• Stated problem: Repeat the material in full. Keep every line exactly as it is.

━━━ Data records

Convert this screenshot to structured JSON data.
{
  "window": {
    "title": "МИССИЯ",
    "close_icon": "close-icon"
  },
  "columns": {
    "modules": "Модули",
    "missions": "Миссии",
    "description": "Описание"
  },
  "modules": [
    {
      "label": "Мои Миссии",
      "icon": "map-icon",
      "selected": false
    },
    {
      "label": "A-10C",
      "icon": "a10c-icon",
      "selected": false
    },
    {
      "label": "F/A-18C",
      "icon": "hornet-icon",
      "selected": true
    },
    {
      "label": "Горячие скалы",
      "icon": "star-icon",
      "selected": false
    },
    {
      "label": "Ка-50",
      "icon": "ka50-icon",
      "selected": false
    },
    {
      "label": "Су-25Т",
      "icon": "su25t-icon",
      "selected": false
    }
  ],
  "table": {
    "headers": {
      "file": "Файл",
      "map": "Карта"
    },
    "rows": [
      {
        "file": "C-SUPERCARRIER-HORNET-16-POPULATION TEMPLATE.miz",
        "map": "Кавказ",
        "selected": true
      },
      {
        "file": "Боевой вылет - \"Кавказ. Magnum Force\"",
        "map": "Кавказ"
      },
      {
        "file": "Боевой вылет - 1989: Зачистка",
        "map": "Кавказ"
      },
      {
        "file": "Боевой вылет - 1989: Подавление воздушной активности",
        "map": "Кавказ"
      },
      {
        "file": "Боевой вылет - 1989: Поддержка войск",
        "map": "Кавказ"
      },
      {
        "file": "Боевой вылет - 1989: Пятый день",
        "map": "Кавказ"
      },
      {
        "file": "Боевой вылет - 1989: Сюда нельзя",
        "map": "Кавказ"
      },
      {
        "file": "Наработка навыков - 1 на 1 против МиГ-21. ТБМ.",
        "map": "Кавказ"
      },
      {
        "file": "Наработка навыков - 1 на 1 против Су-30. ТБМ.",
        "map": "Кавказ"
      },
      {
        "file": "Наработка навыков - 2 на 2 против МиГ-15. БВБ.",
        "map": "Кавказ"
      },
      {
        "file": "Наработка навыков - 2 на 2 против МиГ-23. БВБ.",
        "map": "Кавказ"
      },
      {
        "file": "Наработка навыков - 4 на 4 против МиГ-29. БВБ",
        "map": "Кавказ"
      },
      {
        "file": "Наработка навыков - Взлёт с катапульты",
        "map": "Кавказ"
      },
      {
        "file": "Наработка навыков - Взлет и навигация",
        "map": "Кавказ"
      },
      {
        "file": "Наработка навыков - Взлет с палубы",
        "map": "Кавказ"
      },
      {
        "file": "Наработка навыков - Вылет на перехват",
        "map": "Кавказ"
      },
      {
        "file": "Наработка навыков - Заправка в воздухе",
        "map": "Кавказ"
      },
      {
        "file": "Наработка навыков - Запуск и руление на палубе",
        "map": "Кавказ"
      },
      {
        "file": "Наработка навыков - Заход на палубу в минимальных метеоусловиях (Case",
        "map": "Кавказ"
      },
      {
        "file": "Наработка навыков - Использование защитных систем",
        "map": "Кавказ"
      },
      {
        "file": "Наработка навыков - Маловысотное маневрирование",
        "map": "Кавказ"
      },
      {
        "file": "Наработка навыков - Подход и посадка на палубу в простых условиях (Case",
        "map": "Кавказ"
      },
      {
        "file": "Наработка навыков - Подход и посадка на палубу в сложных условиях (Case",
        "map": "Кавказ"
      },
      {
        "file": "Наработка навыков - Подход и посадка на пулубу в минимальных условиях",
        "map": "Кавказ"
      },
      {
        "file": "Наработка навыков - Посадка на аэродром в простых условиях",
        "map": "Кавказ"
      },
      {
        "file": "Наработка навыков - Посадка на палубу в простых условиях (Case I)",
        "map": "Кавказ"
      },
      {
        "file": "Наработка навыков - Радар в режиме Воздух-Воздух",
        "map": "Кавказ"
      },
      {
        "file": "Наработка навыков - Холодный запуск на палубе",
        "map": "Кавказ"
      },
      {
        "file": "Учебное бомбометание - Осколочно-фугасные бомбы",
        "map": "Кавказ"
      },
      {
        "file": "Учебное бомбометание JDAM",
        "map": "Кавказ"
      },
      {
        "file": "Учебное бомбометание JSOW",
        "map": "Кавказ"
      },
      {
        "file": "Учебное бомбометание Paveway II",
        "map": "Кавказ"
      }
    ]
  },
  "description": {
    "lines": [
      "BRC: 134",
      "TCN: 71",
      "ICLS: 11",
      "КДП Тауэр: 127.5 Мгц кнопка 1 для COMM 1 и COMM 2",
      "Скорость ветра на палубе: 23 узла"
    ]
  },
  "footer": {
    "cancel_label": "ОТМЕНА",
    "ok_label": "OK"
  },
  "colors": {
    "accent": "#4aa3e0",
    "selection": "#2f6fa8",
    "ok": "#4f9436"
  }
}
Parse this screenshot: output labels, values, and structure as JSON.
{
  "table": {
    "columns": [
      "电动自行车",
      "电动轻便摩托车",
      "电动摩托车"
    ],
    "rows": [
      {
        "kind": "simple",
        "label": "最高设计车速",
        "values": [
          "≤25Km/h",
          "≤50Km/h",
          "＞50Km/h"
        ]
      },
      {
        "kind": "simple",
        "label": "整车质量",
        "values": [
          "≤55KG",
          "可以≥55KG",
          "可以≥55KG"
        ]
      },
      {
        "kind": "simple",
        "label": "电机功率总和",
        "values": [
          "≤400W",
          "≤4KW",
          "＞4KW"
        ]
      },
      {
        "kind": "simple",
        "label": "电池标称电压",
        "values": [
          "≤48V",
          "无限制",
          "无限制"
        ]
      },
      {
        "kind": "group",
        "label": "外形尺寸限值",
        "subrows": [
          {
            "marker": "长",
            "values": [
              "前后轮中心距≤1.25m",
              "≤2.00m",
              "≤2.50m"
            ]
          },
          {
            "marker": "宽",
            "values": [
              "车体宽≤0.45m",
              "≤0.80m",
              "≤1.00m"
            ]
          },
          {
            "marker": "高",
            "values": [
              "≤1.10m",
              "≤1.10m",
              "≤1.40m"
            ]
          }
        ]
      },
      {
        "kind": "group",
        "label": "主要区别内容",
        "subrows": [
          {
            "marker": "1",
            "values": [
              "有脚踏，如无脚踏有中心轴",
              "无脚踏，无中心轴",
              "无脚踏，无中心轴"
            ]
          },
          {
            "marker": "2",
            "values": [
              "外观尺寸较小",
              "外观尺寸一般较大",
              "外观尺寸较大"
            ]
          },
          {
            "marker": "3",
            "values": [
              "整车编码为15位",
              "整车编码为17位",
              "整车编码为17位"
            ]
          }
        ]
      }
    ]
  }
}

━━━━━━

• Full solution:
Convert this screenshot to structured JSON data.
{
  "window": {
    "title": "МИССИЯ",
    "close_icon": "close-icon"
  },
  "columns": {
    "modules": "Модули",
    "missions": "Миссии",
    "description": "Описание"
  },
  "modules": [
    {
      "label": "Мои Миссии",
      "icon": "map-icon",
      "selected": false
    },
    {
      "label": "A-10C",
      "icon": "a10c-icon",
      "selected": false
    },
    {
      "label": "F/A-18C",
      "icon": "hornet-icon",
      "selected": true
    },
    {
      "label": "Горячие скалы",
      "icon": "star-icon",
      "selected": false
    },
    {
      "label": "Ка-50",
      "icon": "ka50-icon",
      "selected": false
    },
    {
      "label": "Су-25Т",
      "icon": "su25t-icon",
      "selected": false
    }
  ],
  "table": {
    "headers": {
      "file": "Файл",
      "map": "Карта"
    },
    "rows": [
      {
        "file": "C-SUPERCARRIER-HORNET-16-POPULATION TEMPLATE.miz",
        "map": "Кавказ",
        "selected": true
      },
      {
        "file": "Боевой вылет - \"Кавказ. Magnum Force\"",
        "map": "Кавказ"
      },
      {
        "file": "Боевой вылет - 1989: Зачистка",
        "map": "Кавказ"
      },
      {
        "file": "Боевой вылет - 1989: Подавление воздушной активности",
        "map": "Кавказ"
      },
      {
        "file": "Боевой вылет - 1989: Поддержка войск",
        "map": "Кавказ"
      },
      {
        "file": "Боевой вылет - 1989: Пятый день",
        "map": "Кавказ"
      },
      {
        "file": "Боевой вылет - 1989: Сюда нельзя",
        "map": "Кавказ"
      },
      {
        "file": "Наработка навыков - 1 на 1 против МиГ-21. ТБМ.",
        "map": "Кавказ"
      },
      {
        "file": "Наработка навыков - 1 на 1 против Су-30. ТБМ.",
        "map": "Кавказ"
      },
      {
        "file": "Наработка навыков - 2 на 2 против МиГ-15. БВБ.",
        "map": "Кавказ"
      },
      {
        "file": "Наработка навыков - 2 на 2 против МиГ-23. БВБ.",
        "map": "Кавказ"
      },
      {
        "file": "Наработка навыков - 4 на 4 против МиГ-29. БВБ",
        "map": "Кавказ"
      },
      {
        "file": "Наработка навыков - Взлёт с катапульты",
        "map": "Кавказ"
      },
      {
        "file": "Наработка навыков - Взлет и навигация",
        "map": "Кавказ"
      },
      {
        "file": "Наработка навыков - Взлет с палубы",
        "map": "Кавказ"
      },
      {
        "file": "Наработка навыков - Вылет на перехват",
        "map": "Кавказ"
      },
      {
        "file": "Наработка навыков - Заправка в воздухе",
        "map": "Кавказ"
      },
      {
        "file": "Наработка навыков - Запуск и руление на палубе",
        "map": "Кавказ"
      },
      {
        "file": "Наработка навыков - Заход на палубу в минимальных метеоусловиях (Case",
        "map": "Кавказ"
      },
      {
        "file": "Наработка навыков - Использование защитных систем",
        "map": "Кавказ"
      },
      {
        "file": "Наработка навыков - Маловысотное маневрирование",
        "map": "Кавказ"
      },
      {
        "file": "Наработка навыков - Подход и посадка на палубу в простых условиях (Case",
        "map": "Кавказ"
      },
      {
        "file": "Наработка навыков - Подход и посадка на палубу в сложных условиях (Case",
        "map": "Кавказ"
      },
      {
        "file": "Наработка навыков - Подход и посадка на пулубу в минимальных условиях",
        "map": "Кавказ"
      },
      {
        "file": "Наработка навыков - Посадка на аэродром в простых условиях",
        "map": "Кавказ"
      },
      {
        "file": "Наработка навыков - Посадка на палубу в простых условиях (Case I)",
        "map": "Кавказ"
      },
      {
        "file": "Наработка навыков - Радар в режиме Воздух-Воздух",
        "map": "Кавказ"
      },
      {
        "file": "Наработка навыков - Холодный запуск на палубе",
        "map": "Кавказ"
      },
      {
        "file": "Учебное бомбометание - Осколочно-фугасные бомбы",
        "map": "Кавказ"
      },
      {
        "file": "Учебное бомбометание JDAM",
        "map": "Кавказ"
      },
      {
        "file": "Учебное бомбометание JSOW",
        "map": "Кавказ"
      },
      {
        "file": "Учебное бомбометание Paveway II",
        "map": "Кавказ"
      }
    ]
  },
  "description": {
    "lines": [
      "BRC: 134",
      "TCN: 71",
      "ICLS: 11",
      "КДП Тауэр: 127.5 Мгц кнопка 1 для COMM 1 и COMM 2",
      "Скорость ветра на палубе: 23 узла"
    ]
  },
  "footer": {
    "cancel_label": "ОТМЕНА",
    "ok_label": "OK"
  },
  "colors": {
    "accent": "#4aa3e0",
    "selection": "#2f6fa8",
    "ok": "#4f9436"
  }
}
Parse this screenshot: output labels, values, and structure as JSON.
{
  "table": {
    "columns": [
      "电动自行车",
      "电动轻便摩托车",
      "电动摩托车"
    ],
    "rows": [
      {
        "kind": "simple",
        "label": "最高设计车速",
        "values": [
          "≤25Km/h",
          "≤50Km/h",
          "＞50Km/h"
        ]
      },
      {
        "kind": "simple",
        "label": "整车质量",
        "values": [
          "≤55KG",
          "可以≥55KG",
          "可以≥55KG"
        ]
      },
      {
        "kind": "simple",
        "label": "电机功率总和",
        "values": [
          "≤400W",
          "≤4KW",
          "＞4KW"
        ]
      },
      {
        "kind": "simple",
        "label": "电池标称电压",
        "values": [
          "≤48V",
          "无限制",
          "无限制"
        ]
      },
      {
        "kind": "group",
        "label": "外形尺寸限值",
        "subrows": [
          {
            "marker": "长",
            "values": [
              "前后轮中心距≤1.25m",
              "≤2.00m",
              "≤2.50m"
            ]
          },
          {
            "marker": "宽",
            "values": [
              "车体宽≤0.45m",
              "≤0.80m",
              "≤1.00m"
            ]
          },
          {
            "marker": "高",
            "values": [
              "≤1.10m",
              "≤1.10m",
              "≤1.40m"
            ]
          }
        ]
      },
      {
        "kind": "group",
        "label": "主要区别内容",
        "subrows": [
          {
            "marker": "1",
            "values": [
              "有脚踏，如无脚踏有中心轴",
              "无脚踏，无中心轴",
              "无脚踏，无中心轴"
            ]
          },
          {
            "marker": "2",
            "values": [
              "外观尺寸较小",
              "外观尺寸一般较大",
              "外观尺寸较大"
            ]
          },
          {
            "marker": "3",
            "values": [
              "整车编码为15位",
              "整车编码为17位",
              "整车编码为17位"
            ]
          }
        ]
      }
    ]
  }
}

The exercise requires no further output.